Figure content listings
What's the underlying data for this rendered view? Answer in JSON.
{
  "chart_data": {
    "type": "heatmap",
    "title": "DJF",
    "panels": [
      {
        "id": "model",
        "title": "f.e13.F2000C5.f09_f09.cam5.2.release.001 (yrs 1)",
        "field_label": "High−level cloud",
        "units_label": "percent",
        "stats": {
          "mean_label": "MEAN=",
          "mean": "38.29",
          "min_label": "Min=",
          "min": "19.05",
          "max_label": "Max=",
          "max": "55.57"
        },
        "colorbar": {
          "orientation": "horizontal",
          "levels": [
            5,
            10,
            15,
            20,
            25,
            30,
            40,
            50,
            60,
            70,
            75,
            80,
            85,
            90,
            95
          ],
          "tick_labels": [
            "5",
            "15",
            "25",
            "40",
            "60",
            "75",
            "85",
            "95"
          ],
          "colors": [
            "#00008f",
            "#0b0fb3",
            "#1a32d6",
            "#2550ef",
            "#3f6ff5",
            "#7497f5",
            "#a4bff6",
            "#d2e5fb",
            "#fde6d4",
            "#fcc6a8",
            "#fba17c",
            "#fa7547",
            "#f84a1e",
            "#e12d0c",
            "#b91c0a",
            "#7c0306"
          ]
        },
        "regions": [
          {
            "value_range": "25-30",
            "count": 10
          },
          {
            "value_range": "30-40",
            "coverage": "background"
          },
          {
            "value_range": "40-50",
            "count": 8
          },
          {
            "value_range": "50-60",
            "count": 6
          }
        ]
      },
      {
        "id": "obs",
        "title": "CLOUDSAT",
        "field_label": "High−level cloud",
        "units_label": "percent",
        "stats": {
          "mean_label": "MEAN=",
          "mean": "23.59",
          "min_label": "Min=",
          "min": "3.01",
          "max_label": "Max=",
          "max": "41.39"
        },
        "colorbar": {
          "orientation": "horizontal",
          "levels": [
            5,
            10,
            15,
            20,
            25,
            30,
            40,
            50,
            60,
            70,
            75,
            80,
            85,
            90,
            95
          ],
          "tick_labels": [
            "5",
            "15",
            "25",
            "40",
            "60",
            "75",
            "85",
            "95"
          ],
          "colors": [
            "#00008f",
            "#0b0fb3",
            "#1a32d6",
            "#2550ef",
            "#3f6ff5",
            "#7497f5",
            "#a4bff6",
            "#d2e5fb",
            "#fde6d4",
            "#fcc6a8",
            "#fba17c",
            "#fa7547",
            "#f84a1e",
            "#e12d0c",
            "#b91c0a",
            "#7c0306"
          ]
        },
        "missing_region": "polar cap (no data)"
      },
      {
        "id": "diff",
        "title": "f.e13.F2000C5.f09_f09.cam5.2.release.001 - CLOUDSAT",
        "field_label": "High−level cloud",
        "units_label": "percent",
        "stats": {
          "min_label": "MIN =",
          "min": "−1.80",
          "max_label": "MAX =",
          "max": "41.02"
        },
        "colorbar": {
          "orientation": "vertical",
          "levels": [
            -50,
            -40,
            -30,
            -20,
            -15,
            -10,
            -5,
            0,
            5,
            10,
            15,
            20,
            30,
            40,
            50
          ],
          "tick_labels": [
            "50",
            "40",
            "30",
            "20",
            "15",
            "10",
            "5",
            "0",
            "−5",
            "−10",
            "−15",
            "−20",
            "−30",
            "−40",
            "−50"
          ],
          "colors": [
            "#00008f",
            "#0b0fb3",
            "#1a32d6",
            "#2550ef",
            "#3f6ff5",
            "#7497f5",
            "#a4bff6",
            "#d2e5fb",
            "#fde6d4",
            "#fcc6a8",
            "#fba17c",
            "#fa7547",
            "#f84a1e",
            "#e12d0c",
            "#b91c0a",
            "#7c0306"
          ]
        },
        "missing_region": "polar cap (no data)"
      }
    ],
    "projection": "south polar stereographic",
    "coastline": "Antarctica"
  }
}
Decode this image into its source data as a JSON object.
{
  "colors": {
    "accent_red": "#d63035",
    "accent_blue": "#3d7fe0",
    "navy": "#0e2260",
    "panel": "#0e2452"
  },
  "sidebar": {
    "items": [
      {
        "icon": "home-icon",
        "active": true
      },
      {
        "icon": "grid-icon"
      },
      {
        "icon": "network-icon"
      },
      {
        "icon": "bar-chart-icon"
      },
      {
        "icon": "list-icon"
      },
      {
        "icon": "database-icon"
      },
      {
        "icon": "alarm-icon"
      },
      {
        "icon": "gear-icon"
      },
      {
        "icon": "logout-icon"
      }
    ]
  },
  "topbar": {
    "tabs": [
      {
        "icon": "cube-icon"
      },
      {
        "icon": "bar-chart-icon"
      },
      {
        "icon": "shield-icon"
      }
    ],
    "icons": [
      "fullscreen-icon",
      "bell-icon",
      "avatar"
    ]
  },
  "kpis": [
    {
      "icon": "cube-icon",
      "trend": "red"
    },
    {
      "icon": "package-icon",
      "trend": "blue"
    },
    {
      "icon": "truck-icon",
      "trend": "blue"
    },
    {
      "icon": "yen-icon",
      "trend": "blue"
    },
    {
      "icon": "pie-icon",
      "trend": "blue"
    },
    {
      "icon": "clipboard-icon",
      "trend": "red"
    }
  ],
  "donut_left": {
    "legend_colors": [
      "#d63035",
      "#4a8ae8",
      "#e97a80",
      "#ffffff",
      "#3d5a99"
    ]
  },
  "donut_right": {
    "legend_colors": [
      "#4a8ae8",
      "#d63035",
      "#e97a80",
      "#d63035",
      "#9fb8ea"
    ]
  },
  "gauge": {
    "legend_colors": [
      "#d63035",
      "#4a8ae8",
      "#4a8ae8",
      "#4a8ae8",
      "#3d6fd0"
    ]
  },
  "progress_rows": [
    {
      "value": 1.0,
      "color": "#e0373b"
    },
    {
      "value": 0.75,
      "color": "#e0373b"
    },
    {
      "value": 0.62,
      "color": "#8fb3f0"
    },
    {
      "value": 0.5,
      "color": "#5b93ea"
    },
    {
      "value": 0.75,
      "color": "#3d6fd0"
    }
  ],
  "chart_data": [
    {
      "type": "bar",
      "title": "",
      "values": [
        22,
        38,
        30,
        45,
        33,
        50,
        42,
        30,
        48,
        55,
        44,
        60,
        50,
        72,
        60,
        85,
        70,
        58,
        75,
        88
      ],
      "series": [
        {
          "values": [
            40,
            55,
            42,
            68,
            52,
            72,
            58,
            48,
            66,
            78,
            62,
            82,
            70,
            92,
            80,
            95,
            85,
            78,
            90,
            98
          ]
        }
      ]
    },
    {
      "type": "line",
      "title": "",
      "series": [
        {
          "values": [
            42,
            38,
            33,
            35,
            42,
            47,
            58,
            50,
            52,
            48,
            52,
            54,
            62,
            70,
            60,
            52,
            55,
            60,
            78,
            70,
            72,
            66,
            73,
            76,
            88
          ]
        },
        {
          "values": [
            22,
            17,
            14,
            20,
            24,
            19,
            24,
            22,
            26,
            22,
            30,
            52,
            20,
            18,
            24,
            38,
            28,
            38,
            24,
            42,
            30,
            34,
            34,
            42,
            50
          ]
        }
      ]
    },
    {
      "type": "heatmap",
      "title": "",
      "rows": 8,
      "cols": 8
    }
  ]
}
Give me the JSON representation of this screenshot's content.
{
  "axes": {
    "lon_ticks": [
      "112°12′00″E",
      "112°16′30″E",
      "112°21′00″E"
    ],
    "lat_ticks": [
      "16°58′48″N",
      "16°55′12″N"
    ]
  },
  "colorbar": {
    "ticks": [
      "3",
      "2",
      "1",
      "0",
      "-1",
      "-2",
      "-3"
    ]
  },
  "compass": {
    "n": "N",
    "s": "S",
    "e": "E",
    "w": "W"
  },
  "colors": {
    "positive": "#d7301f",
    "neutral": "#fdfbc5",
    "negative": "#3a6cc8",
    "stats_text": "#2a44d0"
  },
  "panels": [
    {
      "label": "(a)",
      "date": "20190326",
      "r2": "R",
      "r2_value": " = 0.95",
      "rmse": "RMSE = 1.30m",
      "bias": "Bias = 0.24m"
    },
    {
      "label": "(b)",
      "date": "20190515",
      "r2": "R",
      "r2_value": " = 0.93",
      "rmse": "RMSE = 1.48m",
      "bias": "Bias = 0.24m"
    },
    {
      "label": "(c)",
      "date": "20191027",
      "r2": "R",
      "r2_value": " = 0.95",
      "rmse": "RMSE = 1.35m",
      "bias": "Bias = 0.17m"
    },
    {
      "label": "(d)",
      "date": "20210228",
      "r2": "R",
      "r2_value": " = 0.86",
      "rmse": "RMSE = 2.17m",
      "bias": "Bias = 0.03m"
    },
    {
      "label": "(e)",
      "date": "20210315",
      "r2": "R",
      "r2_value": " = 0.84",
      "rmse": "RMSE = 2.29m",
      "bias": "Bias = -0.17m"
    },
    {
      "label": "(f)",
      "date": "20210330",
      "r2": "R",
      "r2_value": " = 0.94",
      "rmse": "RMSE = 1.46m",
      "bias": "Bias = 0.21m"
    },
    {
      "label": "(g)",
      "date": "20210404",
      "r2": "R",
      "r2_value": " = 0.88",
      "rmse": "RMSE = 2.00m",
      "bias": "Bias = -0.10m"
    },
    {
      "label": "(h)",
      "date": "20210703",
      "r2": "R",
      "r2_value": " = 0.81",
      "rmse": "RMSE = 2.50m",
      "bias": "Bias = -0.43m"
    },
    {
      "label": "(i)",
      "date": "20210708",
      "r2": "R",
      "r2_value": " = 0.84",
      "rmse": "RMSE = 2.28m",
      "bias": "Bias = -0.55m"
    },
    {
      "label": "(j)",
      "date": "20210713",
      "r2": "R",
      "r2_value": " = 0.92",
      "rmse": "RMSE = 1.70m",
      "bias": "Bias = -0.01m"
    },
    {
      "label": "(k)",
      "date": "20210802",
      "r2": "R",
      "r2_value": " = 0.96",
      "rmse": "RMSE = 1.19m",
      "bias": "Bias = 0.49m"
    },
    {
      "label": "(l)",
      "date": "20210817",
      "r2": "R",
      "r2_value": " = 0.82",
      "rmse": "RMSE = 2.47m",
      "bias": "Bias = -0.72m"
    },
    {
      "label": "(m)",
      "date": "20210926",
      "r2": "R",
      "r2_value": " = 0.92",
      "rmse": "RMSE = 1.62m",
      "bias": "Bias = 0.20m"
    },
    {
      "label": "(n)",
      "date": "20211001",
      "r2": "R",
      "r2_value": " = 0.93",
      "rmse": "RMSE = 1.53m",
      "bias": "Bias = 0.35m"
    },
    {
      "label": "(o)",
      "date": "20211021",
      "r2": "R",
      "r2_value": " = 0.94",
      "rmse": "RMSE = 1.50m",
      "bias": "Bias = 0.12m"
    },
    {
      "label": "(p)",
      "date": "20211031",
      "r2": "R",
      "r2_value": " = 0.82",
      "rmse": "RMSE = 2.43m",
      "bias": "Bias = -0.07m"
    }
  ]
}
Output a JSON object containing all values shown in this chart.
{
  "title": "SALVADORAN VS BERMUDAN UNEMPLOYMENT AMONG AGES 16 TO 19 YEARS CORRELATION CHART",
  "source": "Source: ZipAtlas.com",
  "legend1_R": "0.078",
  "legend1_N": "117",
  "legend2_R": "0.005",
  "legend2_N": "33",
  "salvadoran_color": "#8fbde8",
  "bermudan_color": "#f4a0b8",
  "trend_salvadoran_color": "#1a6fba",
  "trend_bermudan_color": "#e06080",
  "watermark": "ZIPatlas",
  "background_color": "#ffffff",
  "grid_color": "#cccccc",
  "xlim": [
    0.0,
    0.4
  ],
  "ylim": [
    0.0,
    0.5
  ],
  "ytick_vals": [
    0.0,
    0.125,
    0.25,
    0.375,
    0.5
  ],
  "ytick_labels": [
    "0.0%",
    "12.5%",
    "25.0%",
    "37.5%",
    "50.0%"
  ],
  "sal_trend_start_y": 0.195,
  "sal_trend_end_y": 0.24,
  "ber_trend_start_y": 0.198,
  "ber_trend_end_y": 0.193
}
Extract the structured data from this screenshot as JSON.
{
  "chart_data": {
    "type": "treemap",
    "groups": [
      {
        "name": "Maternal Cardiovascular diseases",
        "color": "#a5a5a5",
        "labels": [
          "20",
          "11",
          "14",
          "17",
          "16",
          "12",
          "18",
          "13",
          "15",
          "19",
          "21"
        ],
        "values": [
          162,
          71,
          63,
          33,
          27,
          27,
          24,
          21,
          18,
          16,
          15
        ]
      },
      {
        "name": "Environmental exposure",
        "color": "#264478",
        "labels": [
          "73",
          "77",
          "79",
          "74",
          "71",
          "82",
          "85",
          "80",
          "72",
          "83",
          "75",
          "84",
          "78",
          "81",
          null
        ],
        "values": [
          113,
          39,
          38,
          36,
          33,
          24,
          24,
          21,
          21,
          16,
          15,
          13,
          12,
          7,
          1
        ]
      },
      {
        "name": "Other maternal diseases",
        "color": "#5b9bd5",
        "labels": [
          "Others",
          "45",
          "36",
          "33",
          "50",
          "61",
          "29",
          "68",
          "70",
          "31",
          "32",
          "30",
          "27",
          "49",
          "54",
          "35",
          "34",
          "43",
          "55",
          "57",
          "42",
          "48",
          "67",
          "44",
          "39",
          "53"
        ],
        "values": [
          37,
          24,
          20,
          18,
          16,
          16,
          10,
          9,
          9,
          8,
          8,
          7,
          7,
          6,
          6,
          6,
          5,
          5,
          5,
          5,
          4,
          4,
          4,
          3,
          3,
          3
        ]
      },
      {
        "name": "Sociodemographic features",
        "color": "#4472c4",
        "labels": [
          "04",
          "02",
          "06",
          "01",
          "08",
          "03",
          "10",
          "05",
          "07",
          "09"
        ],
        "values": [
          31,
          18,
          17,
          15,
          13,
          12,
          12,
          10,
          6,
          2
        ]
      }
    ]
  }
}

EXERCISE
Go through the records above, find every line with the word "source", and list those lines.

REPLY
Decode this image into its source data as a JSON object.
  "source": "Source: ZipAtlas.com",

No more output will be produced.